Read the material below and count the lines holding the string "Finish". Give that count with nothing added.
-- BEGIN Records for the exercise --
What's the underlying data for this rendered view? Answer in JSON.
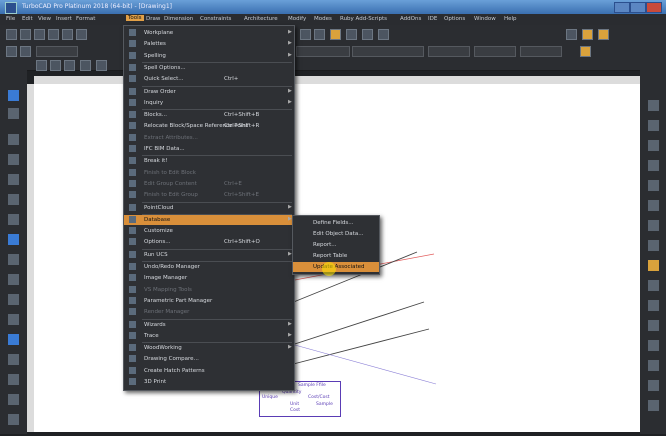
{
  "window": {
    "title": "TurboCAD Pro Platinum 2018 (64-bit) - [Drawing1]"
  },
  "menubar": {
    "items": [
      "File",
      "Edit",
      "View",
      "Insert",
      "Format",
      "Tools",
      "Draw",
      "Dimension",
      "Constraints",
      "Architecture",
      "Modify",
      "Modes",
      "Ruby Add-Scripts",
      "AddOns",
      "IDE",
      "Options",
      "Window",
      "Help"
    ],
    "active": "Tools"
  },
  "tools_menu": {
    "items": [
      {
        "label": "Workplane",
        "shortcut": "",
        "submenu": true,
        "disabled": false
      },
      {
        "label": "Palettes",
        "shortcut": "",
        "submenu": true,
        "disabled": false
      },
      {
        "label": "Spelling",
        "shortcut": "",
        "submenu": true,
        "disabled": false
      },
      {
        "label": "Spell Options...",
        "shortcut": "",
        "submenu": false,
        "disabled": false
      },
      {
        "label": "Quick Select...",
        "shortcut": "Ctrl+",
        "submenu": false,
        "disabled": false
      },
      {
        "label": "Draw Order",
        "shortcut": "",
        "submenu": true,
        "disabled": false
      },
      {
        "label": "Inquiry",
        "shortcut": "",
        "submenu": true,
        "disabled": false
      },
      {
        "label": "Blocks...",
        "shortcut": "Ctrl+Shift+B",
        "submenu": false,
        "disabled": false
      },
      {
        "label": "Relocate Block/Space Reference Point",
        "shortcut": "Ctrl+Shift+R",
        "submenu": false,
        "disabled": false
      },
      {
        "label": "Extract Attributes...",
        "shortcut": "",
        "submenu": false,
        "disabled": true
      },
      {
        "label": "IFC BIM Data...",
        "shortcut": "",
        "submenu": false,
        "disabled": false
      },
      {
        "label": "Break it!",
        "shortcut": "",
        "submenu": false,
        "disabled": false
      },
      {
        "label": "Finish to Edit Block",
        "shortcut": "",
        "submenu": false,
        "disabled": true
      },
      {
        "label": "Edit Group Content",
        "shortcut": "Ctrl+E",
        "submenu": false,
        "disabled": true
      },
      {
        "label": "Finish to Edit Group",
        "shortcut": "Ctrl+Shift+E",
        "submenu": false,
        "disabled": true
      },
      {
        "label": "PointCloud",
        "shortcut": "",
        "submenu": true,
        "disabled": false
      },
      {
        "label": "Database",
        "shortcut": "",
        "submenu": true,
        "disabled": false,
        "highlighted": true
      },
      {
        "label": "Customize",
        "shortcut": "",
        "submenu": false,
        "disabled": false
      },
      {
        "label": "Options...",
        "shortcut": "Ctrl+Shift+O",
        "submenu": false,
        "disabled": false
      },
      {
        "label": "Run UCS",
        "shortcut": "",
        "submenu": true,
        "disabled": false
      },
      {
        "label": "Undo/Redo Manager",
        "shortcut": "",
        "submenu": false,
        "disabled": false
      },
      {
        "label": "Image Manager",
        "shortcut": "",
        "submenu": false,
        "disabled": false
      },
      {
        "label": "VS Mapping Tools",
        "shortcut": "",
        "submenu": false,
        "disabled": true
      },
      {
        "label": "Parametric Part Manager",
        "shortcut": "",
        "submenu": false,
        "disabled": false
      },
      {
        "label": "Render Manager",
        "shortcut": "",
        "submenu": false,
        "disabled": true
      },
      {
        "label": "Wizards",
        "shortcut": "",
        "submenu": true,
        "disabled": false
      },
      {
        "label": "Trace",
        "shortcut": "",
        "submenu": true,
        "disabled": false
      },
      {
        "label": "WoodWorking",
        "shortcut": "",
        "submenu": true,
        "disabled": false
      },
      {
        "label": "Drawing Compare...",
        "shortcut": "",
        "submenu": false,
        "disabled": false
      },
      {
        "label": "Create Hatch Patterns",
        "shortcut": "",
        "submenu": false,
        "disabled": false
      },
      {
        "label": "3D Print",
        "shortcut": "",
        "submenu": false,
        "disabled": false
      }
    ]
  },
  "database_submenu": {
    "items": [
      {
        "label": "Define Fields...",
        "highlighted": false
      },
      {
        "label": "Edit Object Data...",
        "highlighted": false
      },
      {
        "label": "Report...",
        "highlighted": false
      },
      {
        "label": "Report Table",
        "highlighted": false
      },
      {
        "label": "Update Associated",
        "highlighted": true
      }
    ]
  },
  "table": {
    "cells": [
      "Sample Ffile",
      "Quantity",
      "Unique",
      "Cost/Cost",
      "Unit",
      "Cost",
      "Sample"
    ]
  },
  "colors": {
    "menu_highlight": "#d98f3a",
    "active_menu": "#e2a047",
    "title_bar": "#3a6fb0"
  }
}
-- END Records for the exercise --
## Reply
2